SET PROBLEM
Update the data below by replacing every instance of "dropdown-arrow-icon" with "chevron-icon" and keeping all other text the same. Omit the pictures from your answer.

[start]

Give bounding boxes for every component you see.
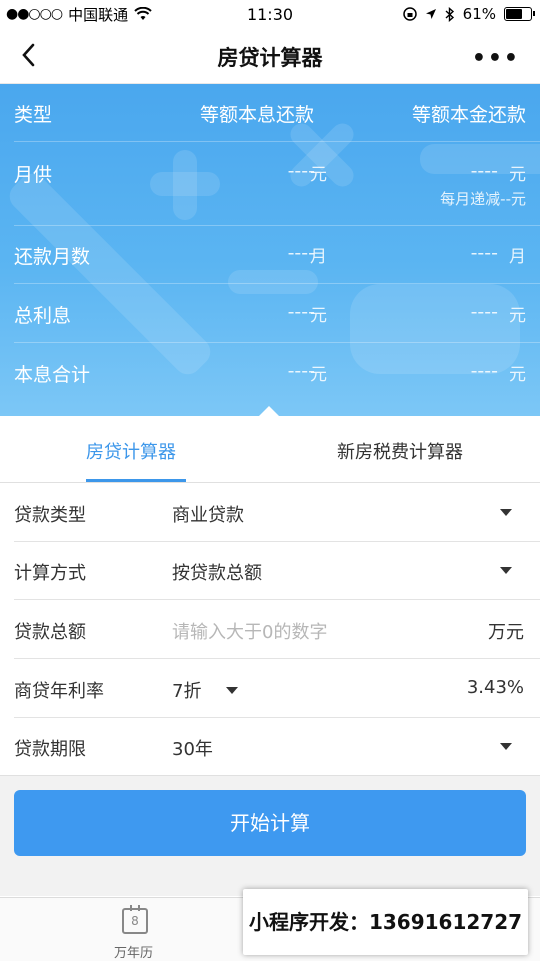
monthly-payment-label: 月供 xyxy=(14,164,53,186)
dropdown-arrow-icon[interactable] xyxy=(500,567,512,574)
advertisement-banner: 小程序开发：13691612727 xyxy=(243,889,528,955)
term-select[interactable]: 30年 xyxy=(172,735,213,761)
monthly-payment-value-1: ---- xyxy=(287,160,315,182)
dropdown-arrow-icon[interactable] xyxy=(500,743,512,750)
monthly-payment-value-2: ---- xyxy=(470,160,498,182)
bluetooth-icon xyxy=(445,6,454,22)
calc-method-row[interactable]: 计算方式 按贷款总额 xyxy=(14,541,540,600)
rate-value: 3.43% xyxy=(466,677,524,698)
calculator-tabs: 房贷计算器 新房税费计算器 xyxy=(0,416,540,483)
unit-1: 元 xyxy=(310,306,327,326)
calc-method-label: 计算方式 xyxy=(14,563,86,584)
loan-amount-input[interactable]: 请输入大于0的数字 xyxy=(172,618,327,644)
total-sum-label: 本息合计 xyxy=(14,364,91,386)
type-label: 类型 xyxy=(14,104,53,126)
months-value-2: ---- xyxy=(470,242,498,264)
unit-2: 元 xyxy=(509,365,526,385)
unit-2: 元 xyxy=(509,306,526,326)
nav-bar: 房贷计算器 ••• xyxy=(0,28,540,84)
tab-mortgage-calculator[interactable]: 房贷计算器 xyxy=(86,438,176,464)
calendar-icon[interactable]: 8 xyxy=(122,905,148,934)
term-row[interactable]: 贷款期限 30年 xyxy=(14,717,540,775)
total-interest-label: 总利息 xyxy=(14,305,72,327)
loan-type-row[interactable]: 贷款类型 商业贷款 xyxy=(14,483,540,542)
months-value-1: ---- xyxy=(287,242,315,264)
active-tab-indicator xyxy=(86,479,186,482)
decor-minus xyxy=(228,270,318,294)
loan-form: 贷款类型 商业贷款 计算方式 按贷款总额 贷款总额 请输入大于0的数字 万元 商… xyxy=(0,483,540,776)
more-icon[interactable]: ••• xyxy=(472,46,520,71)
orientation-lock-icon xyxy=(402,7,417,21)
loan-amount-unit: 万元 xyxy=(488,622,524,643)
result-summary-panel: 类型 等额本息还款 等额本金还款 月供 ---- 元 ---- 元 每月递减--… xyxy=(0,84,540,416)
dropdown-arrow-icon[interactable] xyxy=(226,687,238,694)
start-calculation-button[interactable]: 开始计算 xyxy=(14,790,526,856)
rate-discount-select[interactable]: 7折 xyxy=(172,677,201,703)
unit-1: 月 xyxy=(310,247,327,267)
battery-icon xyxy=(504,7,535,21)
monthly-decrease-note: 每月递减--元 xyxy=(440,190,526,208)
status-bar: ●●○○○ 中国联通 11:30 61% xyxy=(0,0,540,28)
loan-type-select[interactable]: 商业贷款 xyxy=(172,501,244,527)
dropdown-arrow-icon[interactable] xyxy=(500,509,512,516)
unit-1: 元 xyxy=(310,165,327,185)
equal-installment-header: 等额本息还款 xyxy=(200,104,315,126)
page-title: 房贷计算器 xyxy=(217,46,323,70)
term-label: 贷款期限 xyxy=(14,739,86,760)
loan-amount-label: 贷款总额 xyxy=(14,622,86,643)
rate-row[interactable]: 商贷年利率 7折 3.43% xyxy=(14,659,540,718)
total-interest-value-1: ---- xyxy=(287,301,315,323)
calc-method-select[interactable]: 按贷款总额 xyxy=(172,559,262,585)
total-interest-value-2: ---- xyxy=(470,301,498,323)
loan-amount-row[interactable]: 贷款总额 请输入大于0的数字 万元 xyxy=(14,600,540,659)
months-label: 还款月数 xyxy=(14,246,91,268)
battery-percent: 61% xyxy=(462,5,496,23)
equal-principal-header: 等额本金还款 xyxy=(411,104,526,126)
location-icon xyxy=(425,9,436,19)
decor-plus-vertical xyxy=(173,150,197,220)
unit-1: 元 xyxy=(310,365,327,385)
unit-2: 元 xyxy=(509,165,526,185)
rate-label: 商贷年利率 xyxy=(14,681,104,702)
total-sum-value-1: ---- xyxy=(287,360,315,382)
tabbar-item-calendar[interactable]: 万年历 xyxy=(114,942,153,961)
tab-new-house-tax-calculator[interactable]: 新房税费计算器 xyxy=(337,438,463,464)
loan-type-label: 贷款类型 xyxy=(14,505,86,526)
unit-2: 月 xyxy=(509,247,526,267)
total-sum-value-2: ---- xyxy=(470,360,498,382)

[end]

RESULT OF THE TASK
Give bounding boxes for every component you see.
monthly-payment-label: 月供 xyxy=(14,164,53,186)
chevron-icon[interactable] xyxy=(500,567,512,574)
advertisement-banner: 小程序开发：13691612727 xyxy=(243,889,528,955)
term-select[interactable]: 30年 xyxy=(172,735,213,761)
monthly-payment-value-1: ---- xyxy=(287,160,315,182)
chevron-icon[interactable] xyxy=(500,743,512,750)
monthly-payment-value-2: ---- xyxy=(470,160,498,182)
bluetooth-icon xyxy=(445,6,454,22)
calc-method-row[interactable]: 计算方式 按贷款总额 xyxy=(14,541,540,600)
rate-value: 3.43% xyxy=(466,677,524,698)
calculator-tabs: 房贷计算器 新房税费计算器 xyxy=(0,416,540,483)
unit-1: 元 xyxy=(310,306,327,326)
calc-method-label: 计算方式 xyxy=(14,563,86,584)
loan-amount-input[interactable]: 请输入大于0的数字 xyxy=(172,618,327,644)
total-sum-label: 本息合计 xyxy=(14,364,91,386)
type-label: 类型 xyxy=(14,104,53,126)
months-value-2: ---- xyxy=(470,242,498,264)
unit-2: 元 xyxy=(509,365,526,385)
unit-2: 元 xyxy=(509,306,526,326)
nav-bar: 房贷计算器 ••• xyxy=(0,28,540,84)
tab-mortgage-calculator[interactable]: 房贷计算器 xyxy=(86,438,176,464)
calendar-icon[interactable]: 8 xyxy=(122,905,148,934)
term-row[interactable]: 贷款期限 30年 xyxy=(14,717,540,775)
total-interest-label: 总利息 xyxy=(14,305,72,327)
loan-type-row[interactable]: 贷款类型 商业贷款 xyxy=(14,483,540,542)
months-value-1: ---- xyxy=(287,242,315,264)
active-tab-indicator xyxy=(86,479,186,482)
decor-minus xyxy=(228,270,318,294)
loan-form: 贷款类型 商业贷款 计算方式 按贷款总额 贷款总额 请输入大于0的数字 万元 商… xyxy=(0,483,540,776)
more-icon[interactable]: ••• xyxy=(472,46,520,71)
orientation-lock-icon xyxy=(402,7,417,21)
loan-amount-unit: 万元 xyxy=(488,622,524,643)
result-summary-panel: 类型 等额本息还款 等额本金还款 月供 ---- 元 ---- 元 每月递减--… xyxy=(0,84,540,416)
chevron-icon[interactable] xyxy=(226,687,238,694)
start-calculation-button[interactable]: 开始计算 xyxy=(14,790,526,856)
rate-discount-select[interactable]: 7折 xyxy=(172,677,201,703)
unit-1: 月 xyxy=(310,247,327,267)
battery-icon xyxy=(504,7,535,21)
monthly-decrease-note: 每月递减--元 xyxy=(440,190,526,208)
status-bar: ●●○○○ 中国联通 11:30 61% xyxy=(0,0,540,28)
loan-type-select[interactable]: 商业贷款 xyxy=(172,501,244,527)
chevron-icon[interactable] xyxy=(500,509,512,516)
unit-1: 元 xyxy=(310,165,327,185)
equal-installment-header: 等额本息还款 xyxy=(200,104,315,126)
page-title: 房贷计算器 xyxy=(217,46,323,70)
term-label: 贷款期限 xyxy=(14,739,86,760)
loan-amount-label: 贷款总额 xyxy=(14,622,86,643)
rate-row[interactable]: 商贷年利率 7折 3.43% xyxy=(14,659,540,718)
total-interest-value-1: ---- xyxy=(287,301,315,323)
calc-method-select[interactable]: 按贷款总额 xyxy=(172,559,262,585)
total-interest-value-2: ---- xyxy=(470,301,498,323)
loan-amount-row[interactable]: 贷款总额 请输入大于0的数字 万元 xyxy=(14,600,540,659)
months-label: 还款月数 xyxy=(14,246,91,268)
battery-percent: 61% xyxy=(462,5,496,23)
equal-principal-header: 等额本金还款 xyxy=(411,104,526,126)
location-icon xyxy=(425,9,436,19)
decor-plus-vertical xyxy=(173,150,197,220)
unit-1: 元 xyxy=(310,365,327,385)
unit-2: 元 xyxy=(509,165,526,185)
rate-label: 商贷年利率 xyxy=(14,681,104,702)
total-sum-value-1: ---- xyxy=(287,360,315,382)
tabbar-item-calendar[interactable]: 万年历 xyxy=(114,942,153,961)
tab-new-house-tax-calculator[interactable]: 新房税费计算器 xyxy=(337,438,463,464)
loan-type-label: 贷款类型 xyxy=(14,505,86,526)
unit-2: 月 xyxy=(509,247,526,267)
total-sum-value-2: ---- xyxy=(470,360,498,382)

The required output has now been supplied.